**DIRECTION**
Retype all the entries word for word, but omit the pictures.
■ ■ ■ ■
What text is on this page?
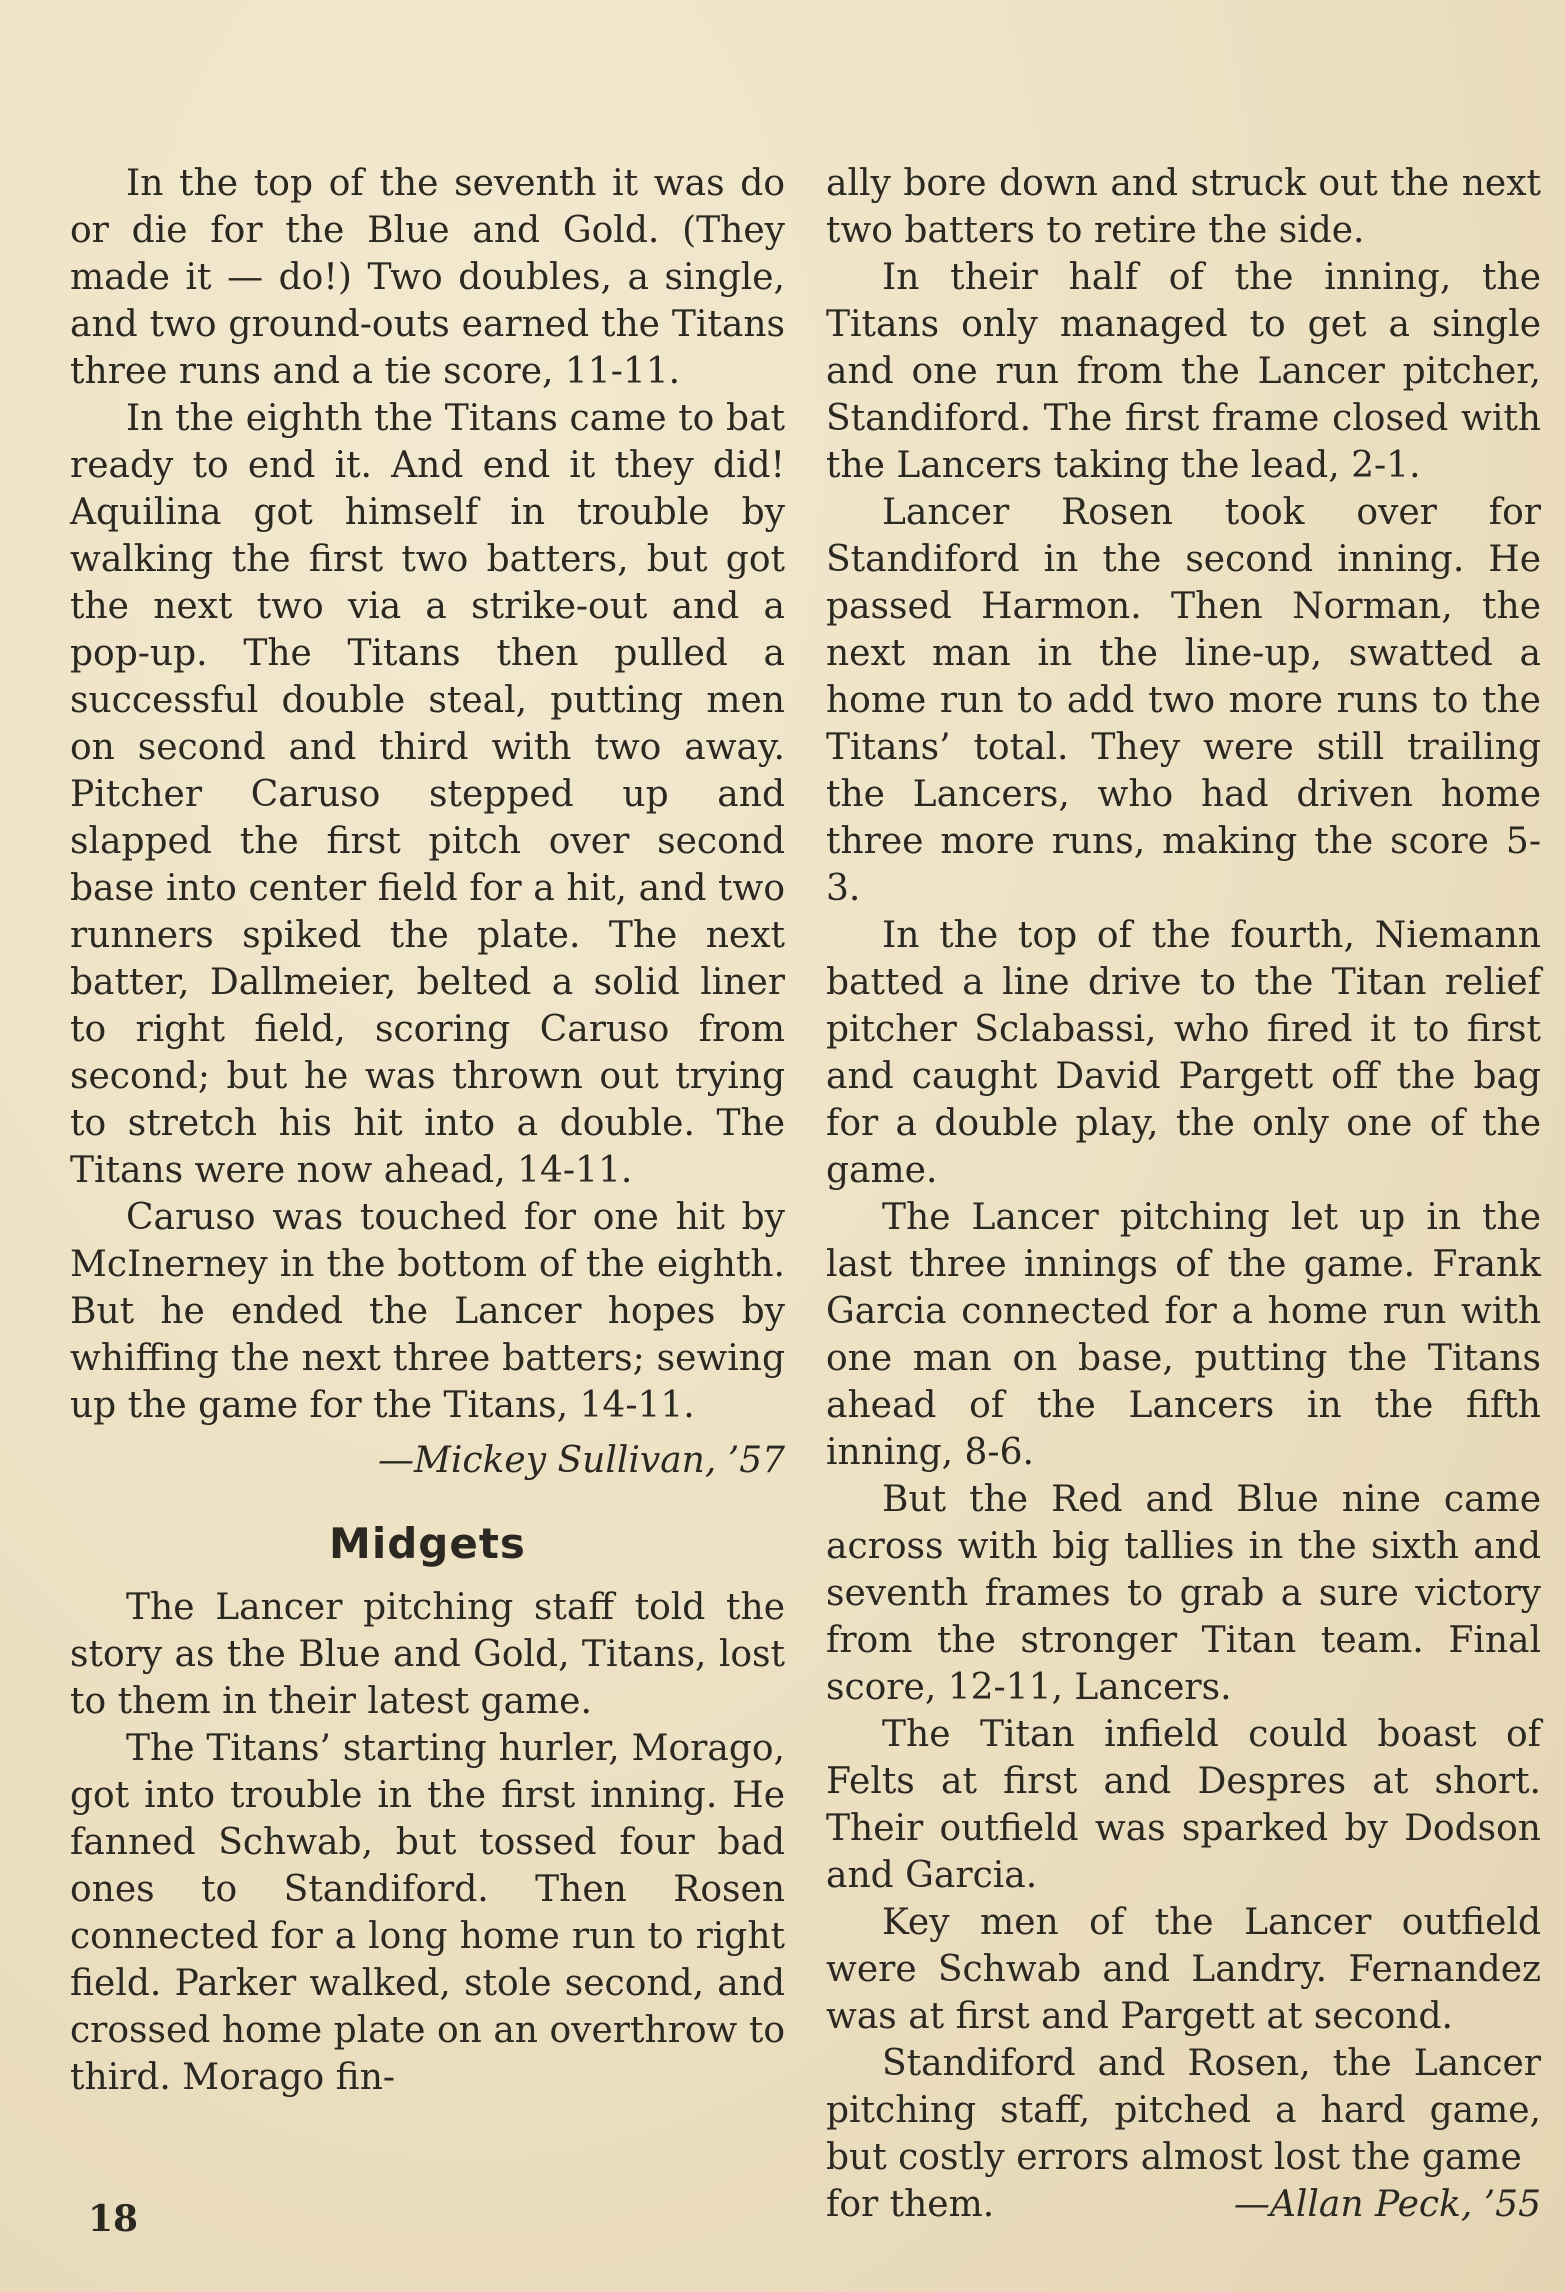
In the top of the seventh it was do or die for the Blue and Gold. (They made it — do!) Two doubles, a single, and two ground-outs earned the Titans three runs and a tie score, 11-11.

In the eighth the Titans came to bat ready to end it. And end it they did! Aquilina got himself in trouble by walking the first two batters, but got the next two via a strike-out and a pop-up. The Titans then pulled a successful double steal, putting men on second and third with two away. Pitcher Caruso stepped up and slapped the first pitch over second base into center field for a hit, and two runners spiked the plate. The next batter, Dallmeier, belted a solid liner to right field, scoring Caruso from second; but he was thrown out trying to stretch his hit into a double. The Titans were now ahead, 14-11.

Caruso was touched for one hit by McInerney in the bottom of the eighth. But he ended the Lancer hopes by whiffing the next three batters; sewing up the game for the Titans, 14-11.

—Mickey Sullivan, ’57
Midgets

The Lancer pitching staff told the story as the Blue and Gold, Titans, lost to them in their latest game.

The Titans’ starting hurler, Morago, got into trouble in the first inning. He fanned Schwab, but tossed four bad ones to Standiford. Then Rosen connected for a long home run to right field. Parker walked, stole second, and crossed home plate on an overthrow to third. Morago fin-

ally bore down and struck out the next two batters to retire the side.

In their half of the inning, the Titans only managed to get a single and one run from the Lancer pitcher, Standiford. The first frame closed with the Lancers taking the lead, 2-1.

Lancer Rosen took over for Standiford in the second inning. He passed Harmon. Then Norman, the next man in the line-up, swatted a home run to add two more runs to the Titans’ total. They were still trailing the Lancers, who had driven home three more runs, making the score 5-3.

In the top of the fourth, Niemann batted a line drive to the Titan relief pitcher Sclabassi, who fired it to first and caught David Pargett off the bag for a double play, the only one of the game.

The Lancer pitching let up in the last three innings of the game. Frank Garcia connected for a home run with one man on base, putting the Titans ahead of the Lancers in the fifth inning, 8-6.

But the Red and Blue nine came across with big tallies in the sixth and seventh frames to grab a sure victory from the stronger Titan team. Final score, 12-11, Lancers.

The Titan infield could boast of Felts at first and Despres at short. Their outfield was sparked by Dodson and Garcia.

Key men of the Lancer outfield were Schwab and Landry. Fernandez was at first and Pargett at second.

Standiford and Rosen, the Lancer pitching staff, pitched a hard game, but costly errors almost lost the game

for them.	—Allan Peck, ’55
18
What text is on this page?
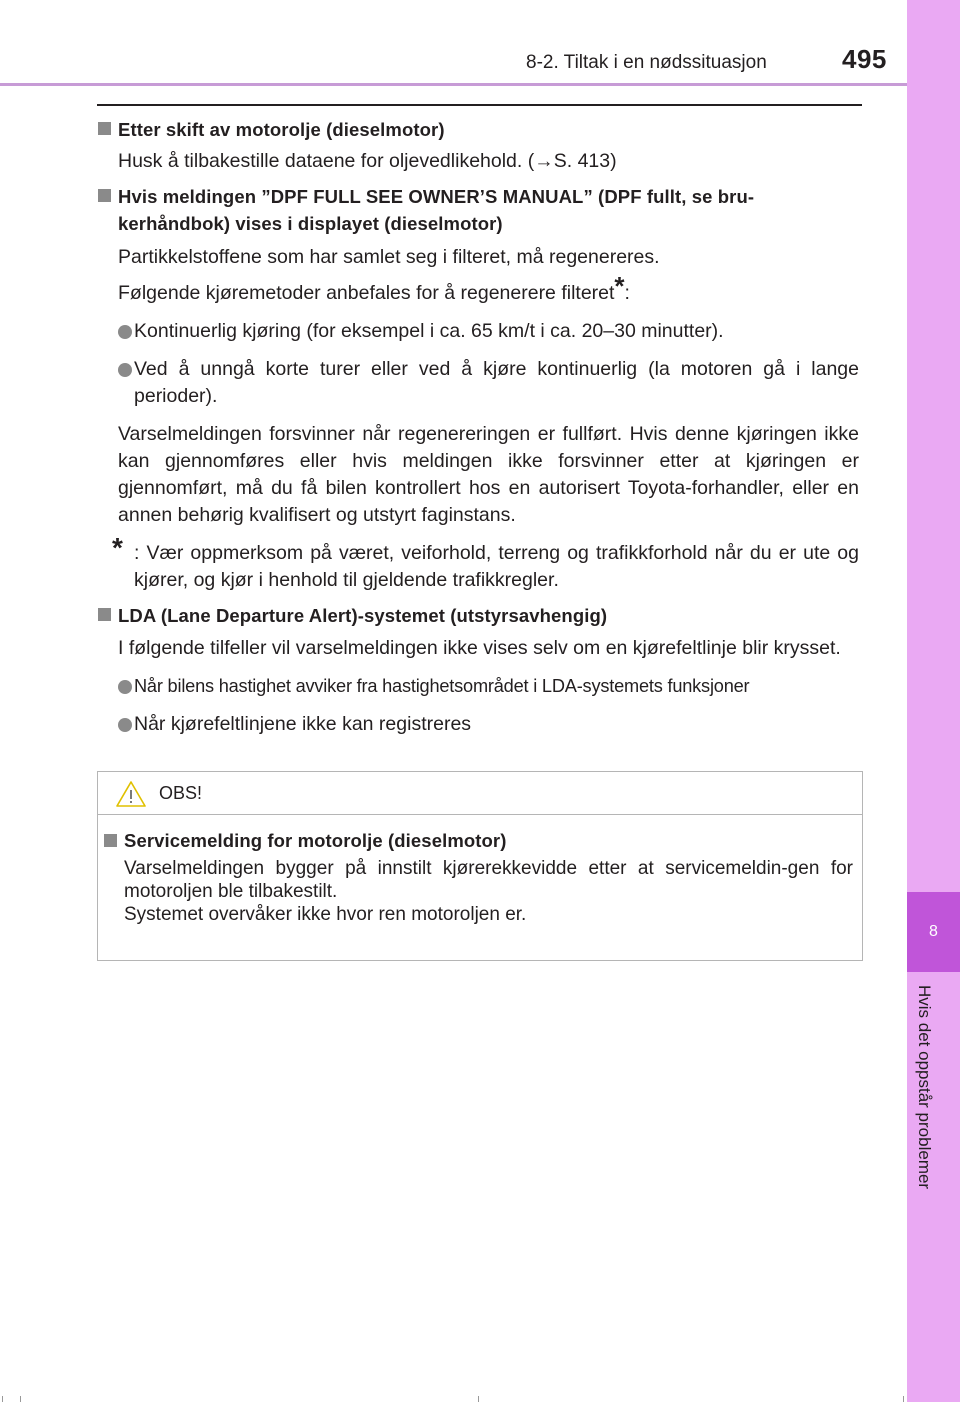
8-2. Tiltak i en nødssituasjon	495
8
Hvis det oppstår problemer
Etter skift av motorolje (dieselmotor)
Husk å tilbakestille dataene for oljevedlikehold. (→S. 413)
Hvis meldingen ”DPF FULL SEE OWNER’S MANUAL” (DPF fullt, se bru-kerhåndbok) vises i displayet (dieselmotor)
Partikkelstoffene som har samlet seg i filteret, må regenereres.
Følgende kjøremetoder anbefales for å regenerere filteret*:
Kontinuerlig kjøring (for eksempel i ca. 65 km/t i ca. 20–30 minutter).
Ved å unngå korte turer eller ved å kjøre kontinuerlig (la motoren gå i lange perioder).
Varselmeldingen forsvinner når regenereringen er fullført. Hvis denne kjøringen ikke kan gjennomføres eller hvis meldingen ikke forsvinner etter at kjøringen er gjennomført, må du få bilen kontrollert hos en autorisert Toyota-forhandler, eller en annen behørig kvalifisert og utstyrt faginstans.
* : Vær oppmerksom på været, veiforhold, terreng og trafikkforhold når du er ute og kjører, og kjør i henhold til gjeldende trafikkregler.
LDA (Lane Departure Alert)-systemet (utstyrsavhengig)
I følgende tilfeller vil varselmeldingen ikke vises selv om en kjørefeltlinje blir krysset.
Når bilens hastighet avviker fra hastighetsområdet i LDA-systemets funksjoner
Når kjørefeltlinjene ikke kan registreres
OBS!
Servicemelding for motorolje (dieselmotor)
Varselmeldingen bygger på innstilt kjørerekkevidde etter at servicemeldin-gen for motoroljen ble tilbakestilt.
Systemet overvåker ikke hvor ren motoroljen er.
■ ■ ■ ■
**TASK RESULT**
What text is on this page?
In the top of the seventh it was do or die for the Blue and Gold. (They made it — do!) Two doubles, a single, and two ground-outs earned the Titans three runs and a tie score, 11-11.

In the eighth the Titans came to bat ready to end it. And end it they did! Aquilina got himself in trouble by walking the first two batters, but got the next two via a strike-out and a pop-up. The Titans then pulled a successful double steal, putting men on second and third with two away. Pitcher Caruso stepped up and slapped the first pitch over second base into center field for a hit, and two runners spiked the plate. The next batter, Dallmeier, belted a solid liner to right field, scoring Caruso from second; but he was thrown out trying to stretch his hit into a double. The Titans were now ahead, 14-11.

Caruso was touched for one hit by McInerney in the bottom of the eighth. But he ended the Lancer hopes by whiffing the next three batters; sewing up the game for the Titans, 14-11.

—Mickey Sullivan, ’57
Midgets

The Lancer pitching staff told the story as the Blue and Gold, Titans, lost to them in their latest game.

The Titans’ starting hurler, Morago, got into trouble in the first inning. He fanned Schwab, but tossed four bad ones to Standiford. Then Rosen connected for a long home run to right field. Parker walked, stole second, and crossed home plate on an overthrow to third. Morago fin-

ally bore down and struck out the next two batters to retire the side.

In their half of the inning, the Titans only managed to get a single and one run from the Lancer pitcher, Standiford. The first frame closed with the Lancers taking the lead, 2-1.

Lancer Rosen took over for Standiford in the second inning. He passed Harmon. Then Norman, the next man in the line-up, swatted a home run to add two more runs to the Titans’ total. They were still trailing the Lancers, who had driven home three more runs, making the score 5-3.

In the top of the fourth, Niemann batted a line drive to the Titan relief pitcher Sclabassi, who fired it to first and caught David Pargett off the bag for a double play, the only one of the game.

The Lancer pitching let up in the last three innings of the game. Frank Garcia connected for a home run with one man on base, putting the Titans ahead of the Lancers in the fifth inning, 8-6.

But the Red and Blue nine came across with big tallies in the sixth and seventh frames to grab a sure victory from the stronger Titan team. Final score, 12-11, Lancers.

The Titan infield could boast of Felts at first and Despres at short. Their outfield was sparked by Dodson and Garcia.

Key men of the Lancer outfield were Schwab and Landry. Fernandez was at first and Pargett at second.

Standiford and Rosen, the Lancer pitching staff, pitched a hard game, but costly errors almost lost the game

for them.	—Allan Peck, ’55
18
What text is on this page?
8-2. Tiltak i en nødssituasjon	495
8
Hvis det oppstår problemer
Etter skift av motorolje (dieselmotor)
Husk å tilbakestille dataene for oljevedlikehold. (→S. 413)
Hvis meldingen ”DPF FULL SEE OWNER’S MANUAL” (DPF fullt, se bru-kerhåndbok) vises i displayet (dieselmotor)
Partikkelstoffene som har samlet seg i filteret, må regenereres.
Følgende kjøremetoder anbefales for å regenerere filteret*:
Kontinuerlig kjøring (for eksempel i ca. 65 km/t i ca. 20–30 minutter).
Ved å unngå korte turer eller ved å kjøre kontinuerlig (la motoren gå i lange perioder).
Varselmeldingen forsvinner når regenereringen er fullført. Hvis denne kjøringen ikke kan gjennomføres eller hvis meldingen ikke forsvinner etter at kjøringen er gjennomført, må du få bilen kontrollert hos en autorisert Toyota-forhandler, eller en annen behørig kvalifisert og utstyrt faginstans.
* : Vær oppmerksom på været, veiforhold, terreng og trafikkforhold når du er ute og kjører, og kjør i henhold til gjeldende trafikkregler.
LDA (Lane Departure Alert)-systemet (utstyrsavhengig)
I følgende tilfeller vil varselmeldingen ikke vises selv om en kjørefeltlinje blir krysset.
Når bilens hastighet avviker fra hastighetsområdet i LDA-systemets funksjoner
Når kjørefeltlinjene ikke kan registreres
OBS!
Servicemelding for motorolje (dieselmotor)
Varselmeldingen bygger på innstilt kjørerekkevidde etter at servicemeldin-gen for motoroljen ble tilbakestilt.
Systemet overvåker ikke hvor ren motoroljen er.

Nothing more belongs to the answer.